## Instructions to follow
Please copy all the lines that follow, word for word.

## Rows
%%

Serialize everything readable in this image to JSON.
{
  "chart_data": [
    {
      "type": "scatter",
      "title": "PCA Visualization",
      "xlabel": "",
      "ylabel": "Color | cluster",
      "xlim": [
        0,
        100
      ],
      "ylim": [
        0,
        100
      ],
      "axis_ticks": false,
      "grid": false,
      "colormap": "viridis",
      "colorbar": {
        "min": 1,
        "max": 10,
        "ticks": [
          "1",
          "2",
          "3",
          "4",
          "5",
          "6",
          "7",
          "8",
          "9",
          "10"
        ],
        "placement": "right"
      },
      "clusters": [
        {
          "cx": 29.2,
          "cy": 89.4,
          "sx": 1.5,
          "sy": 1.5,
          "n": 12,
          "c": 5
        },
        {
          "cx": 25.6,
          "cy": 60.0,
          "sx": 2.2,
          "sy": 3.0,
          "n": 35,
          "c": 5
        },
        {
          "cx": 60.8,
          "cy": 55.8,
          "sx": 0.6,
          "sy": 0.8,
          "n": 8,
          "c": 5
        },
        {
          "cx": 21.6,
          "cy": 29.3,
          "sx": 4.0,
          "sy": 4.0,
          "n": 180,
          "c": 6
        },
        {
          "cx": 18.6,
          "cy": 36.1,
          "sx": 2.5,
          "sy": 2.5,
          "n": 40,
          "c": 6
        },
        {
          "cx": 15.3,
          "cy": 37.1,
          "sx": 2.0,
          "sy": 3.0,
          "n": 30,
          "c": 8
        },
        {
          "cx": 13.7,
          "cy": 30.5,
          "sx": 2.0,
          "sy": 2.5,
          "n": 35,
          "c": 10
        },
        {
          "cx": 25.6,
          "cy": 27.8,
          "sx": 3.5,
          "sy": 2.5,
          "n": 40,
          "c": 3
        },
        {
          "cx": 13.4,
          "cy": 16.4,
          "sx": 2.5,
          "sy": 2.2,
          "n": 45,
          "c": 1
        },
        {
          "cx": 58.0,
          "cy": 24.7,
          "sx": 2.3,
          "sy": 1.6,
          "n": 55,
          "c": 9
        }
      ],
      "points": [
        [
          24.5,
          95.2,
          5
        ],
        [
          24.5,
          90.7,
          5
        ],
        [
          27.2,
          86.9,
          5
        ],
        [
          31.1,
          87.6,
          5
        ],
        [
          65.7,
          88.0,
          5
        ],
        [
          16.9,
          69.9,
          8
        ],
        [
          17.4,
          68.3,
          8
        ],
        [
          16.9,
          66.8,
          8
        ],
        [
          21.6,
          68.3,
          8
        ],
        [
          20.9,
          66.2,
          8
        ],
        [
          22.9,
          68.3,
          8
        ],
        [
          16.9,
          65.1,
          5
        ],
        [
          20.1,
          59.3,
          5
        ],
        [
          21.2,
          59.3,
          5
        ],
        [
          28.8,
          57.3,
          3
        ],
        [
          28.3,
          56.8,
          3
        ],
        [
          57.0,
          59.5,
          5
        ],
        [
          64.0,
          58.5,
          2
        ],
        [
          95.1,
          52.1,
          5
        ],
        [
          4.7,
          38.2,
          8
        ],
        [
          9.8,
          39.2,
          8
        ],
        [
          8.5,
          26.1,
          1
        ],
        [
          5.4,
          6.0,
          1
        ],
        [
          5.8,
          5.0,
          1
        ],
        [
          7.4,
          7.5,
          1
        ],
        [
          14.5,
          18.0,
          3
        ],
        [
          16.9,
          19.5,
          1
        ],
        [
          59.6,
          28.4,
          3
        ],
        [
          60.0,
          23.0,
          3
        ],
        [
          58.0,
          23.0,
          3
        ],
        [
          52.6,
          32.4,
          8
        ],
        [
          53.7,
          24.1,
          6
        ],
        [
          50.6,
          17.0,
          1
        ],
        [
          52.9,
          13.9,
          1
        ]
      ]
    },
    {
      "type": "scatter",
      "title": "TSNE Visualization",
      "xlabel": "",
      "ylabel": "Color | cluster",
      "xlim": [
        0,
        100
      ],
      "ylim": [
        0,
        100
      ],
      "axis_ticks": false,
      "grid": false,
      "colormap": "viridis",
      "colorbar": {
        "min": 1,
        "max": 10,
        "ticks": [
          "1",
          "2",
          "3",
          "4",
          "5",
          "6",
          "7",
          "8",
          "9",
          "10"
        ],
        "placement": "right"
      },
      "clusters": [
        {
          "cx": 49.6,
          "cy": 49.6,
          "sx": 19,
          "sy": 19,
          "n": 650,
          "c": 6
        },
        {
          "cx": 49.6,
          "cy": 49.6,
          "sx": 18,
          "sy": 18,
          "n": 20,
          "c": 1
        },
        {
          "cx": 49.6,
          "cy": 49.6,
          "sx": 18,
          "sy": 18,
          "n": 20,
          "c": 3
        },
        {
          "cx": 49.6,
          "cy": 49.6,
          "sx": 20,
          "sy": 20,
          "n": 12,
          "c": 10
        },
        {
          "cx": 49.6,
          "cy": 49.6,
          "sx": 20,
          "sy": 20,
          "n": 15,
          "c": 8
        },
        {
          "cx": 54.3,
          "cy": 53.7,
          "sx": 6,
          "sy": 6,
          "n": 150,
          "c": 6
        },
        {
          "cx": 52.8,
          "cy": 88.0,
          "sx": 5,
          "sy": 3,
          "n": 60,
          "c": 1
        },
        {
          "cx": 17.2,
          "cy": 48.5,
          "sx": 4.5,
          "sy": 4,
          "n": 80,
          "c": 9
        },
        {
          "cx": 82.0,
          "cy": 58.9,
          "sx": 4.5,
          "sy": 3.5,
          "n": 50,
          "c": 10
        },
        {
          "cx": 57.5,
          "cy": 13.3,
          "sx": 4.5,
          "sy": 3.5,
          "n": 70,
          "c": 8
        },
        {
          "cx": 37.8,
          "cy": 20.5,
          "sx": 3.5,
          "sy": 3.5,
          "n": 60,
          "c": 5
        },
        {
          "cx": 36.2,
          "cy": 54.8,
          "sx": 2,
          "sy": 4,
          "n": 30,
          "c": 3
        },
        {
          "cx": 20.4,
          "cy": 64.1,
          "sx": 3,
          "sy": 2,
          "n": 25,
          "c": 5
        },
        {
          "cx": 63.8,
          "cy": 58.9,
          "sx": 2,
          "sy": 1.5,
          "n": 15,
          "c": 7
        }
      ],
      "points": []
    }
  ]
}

%%

## Exercise answer
Serialize everything readable in this image to JSON.
{
  "chart_data": [
    {
      "type": "scatter",
      "title": "PCA Visualization",
      "xlabel": "",
      "ylabel": "Color | cluster",
      "xlim": [
        0,
        100
      ],
      "ylim": [
        0,
        100
      ],
      "axis_ticks": false,
      "grid": false,
      "colormap": "viridis",
      "colorbar": {
        "min": 1,
        "max": 10,
        "ticks": [
          "1",
          "2",
          "3",
          "4",
          "5",
          "6",
          "7",
          "8",
          "9",
          "10"
        ],
        "placement": "right"
      },
      "clusters": [
        {
          "cx": 29.2,
          "cy": 89.4,
          "sx": 1.5,
          "sy": 1.5,
          "n": 12,
          "c": 5
        },
        {
          "cx": 25.6,
          "cy": 60.0,
          "sx": 2.2,
          "sy": 3.0,
          "n": 35,
          "c": 5
        },
        {
          "cx": 60.8,
          "cy": 55.8,
          "sx": 0.6,
          "sy": 0.8,
          "n": 8,
          "c": 5
        },
        {
          "cx": 21.6,
          "cy": 29.3,
          "sx": 4.0,
          "sy": 4.0,
          "n": 180,
          "c": 6
        },
        {
          "cx": 18.6,
          "cy": 36.1,
          "sx": 2.5,
          "sy": 2.5,
          "n": 40,
          "c": 6
        },
        {
          "cx": 15.3,
          "cy": 37.1,
          "sx": 2.0,
          "sy": 3.0,
          "n": 30,
          "c": 8
        },
        {
          "cx": 13.7,
          "cy": 30.5,
          "sx": 2.0,
          "sy": 2.5,
          "n": 35,
          "c": 10
        },
        {
          "cx": 25.6,
          "cy": 27.8,
          "sx": 3.5,
          "sy": 2.5,
          "n": 40,
          "c": 3
        },
        {
          "cx": 13.4,
          "cy": 16.4,
          "sx": 2.5,
          "sy": 2.2,
          "n": 45,
          "c": 1
        },
        {
          "cx": 58.0,
          "cy": 24.7,
          "sx": 2.3,
          "sy": 1.6,
          "n": 55,
          "c": 9
        }
      ],
      "points": [
        [
          24.5,
          95.2,
          5
        ],
        [
          24.5,
          90.7,
          5
        ],
        [
          27.2,
          86.9,
          5
        ],
        [
          31.1,
          87.6,
          5
        ],
        [
          65.7,
          88.0,
          5
        ],
        [
          16.9,
          69.9,
          8
        ],
        [
          17.4,
          68.3,
          8
        ],
        [
          16.9,
          66.8,
          8
        ],
        [
          21.6,
          68.3,
          8
        ],
        [
          20.9,
          66.2,
          8
        ],
        [
          22.9,
          68.3,
          8
        ],
        [
          16.9,
          65.1,
          5
        ],
        [
          20.1,
          59.3,
          5
        ],
        [
          21.2,
          59.3,
          5
        ],
        [
          28.8,
          57.3,
          3
        ],
        [
          28.3,
          56.8,
          3
        ],
        [
          57.0,
          59.5,
          5
        ],
        [
          64.0,
          58.5,
          2
        ],
        [
          95.1,
          52.1,
          5
        ],
        [
          4.7,
          38.2,
          8
        ],
        [
          9.8,
          39.2,
          8
        ],
        [
          8.5,
          26.1,
          1
        ],
        [
          5.4,
          6.0,
          1
        ],
        [
          5.8,
          5.0,
          1
        ],
        [
          7.4,
          7.5,
          1
        ],
        [
          14.5,
          18.0,
          3
        ],
        [
          16.9,
          19.5,
          1
        ],
        [
          59.6,
          28.4,
          3
        ],
        [
          60.0,
          23.0,
          3
        ],
        [
          58.0,
          23.0,
          3
        ],
        [
          52.6,
          32.4,
          8
        ],
        [
          53.7,
          24.1,
          6
        ],
        [
          50.6,
          17.0,
          1
        ],
        [
          52.9,
          13.9,
          1
        ]
      ]
    },
    {
      "type": "scatter",
      "title": "TSNE Visualization",
      "xlabel": "",
      "ylabel": "Color | cluster",
      "xlim": [
        0,
        100
      ],
      "ylim": [
        0,
        100
      ],
      "axis_ticks": false,
      "grid": false,
      "colormap": "viridis",
      "colorbar": {
        "min": 1,
        "max": 10,
        "ticks": [
          "1",
          "2",
          "3",
          "4",
          "5",
          "6",
          "7",
          "8",
          "9",
          "10"
        ],
        "placement": "right"
      },
      "clusters": [
        {
          "cx": 49.6,
          "cy": 49.6,
          "sx": 19,
          "sy": 19,
          "n": 650,
          "c": 6
        },
        {
          "cx": 49.6,
          "cy": 49.6,
          "sx": 18,
          "sy": 18,
          "n": 20,
          "c": 1
        },
        {
          "cx": 49.6,
          "cy": 49.6,
          "sx": 18,
          "sy": 18,
          "n": 20,
          "c": 3
        },
        {
          "cx": 49.6,
          "cy": 49.6,
          "sx": 20,
          "sy": 20,
          "n": 12,
          "c": 10
        },
        {
          "cx": 49.6,
          "cy": 49.6,
          "sx": 20,
          "sy": 20,
          "n": 15,
          "c": 8
        },
        {
          "cx": 54.3,
          "cy": 53.7,
          "sx": 6,
          "sy": 6,
          "n": 150,
          "c": 6
        },
        {
          "cx": 52.8,
          "cy": 88.0,
          "sx": 5,
          "sy": 3,
          "n": 60,
          "c": 1
        },
        {
          "cx": 17.2,
          "cy": 48.5,
          "sx": 4.5,
          "sy": 4,
          "n": 80,
          "c": 9
        },
        {
          "cx": 82.0,
          "cy": 58.9,
          "sx": 4.5,
          "sy": 3.5,
          "n": 50,
          "c": 10
        },
        {
          "cx": 57.5,
          "cy": 13.3,
          "sx": 4.5,
          "sy": 3.5,
          "n": 70,
          "c": 8
        },
        {
          "cx": 37.8,
          "cy": 20.5,
          "sx": 3.5,
          "sy": 3.5,
          "n": 60,
          "c": 5
        },
        {
          "cx": 36.2,
          "cy": 54.8,
          "sx": 2,
          "sy": 4,
          "n": 30,
          "c": 3
        },
        {
          "cx": 20.4,
          "cy": 64.1,
          "sx": 3,
          "sy": 2,
          "n": 25,
          "c": 5
        },
        {
          "cx": 63.8,
          "cy": 58.9,
          "sx": 2,
          "sy": 1.5,
          "n": 15,
          "c": 7
        }
      ],
      "points": []
    }
  ]
}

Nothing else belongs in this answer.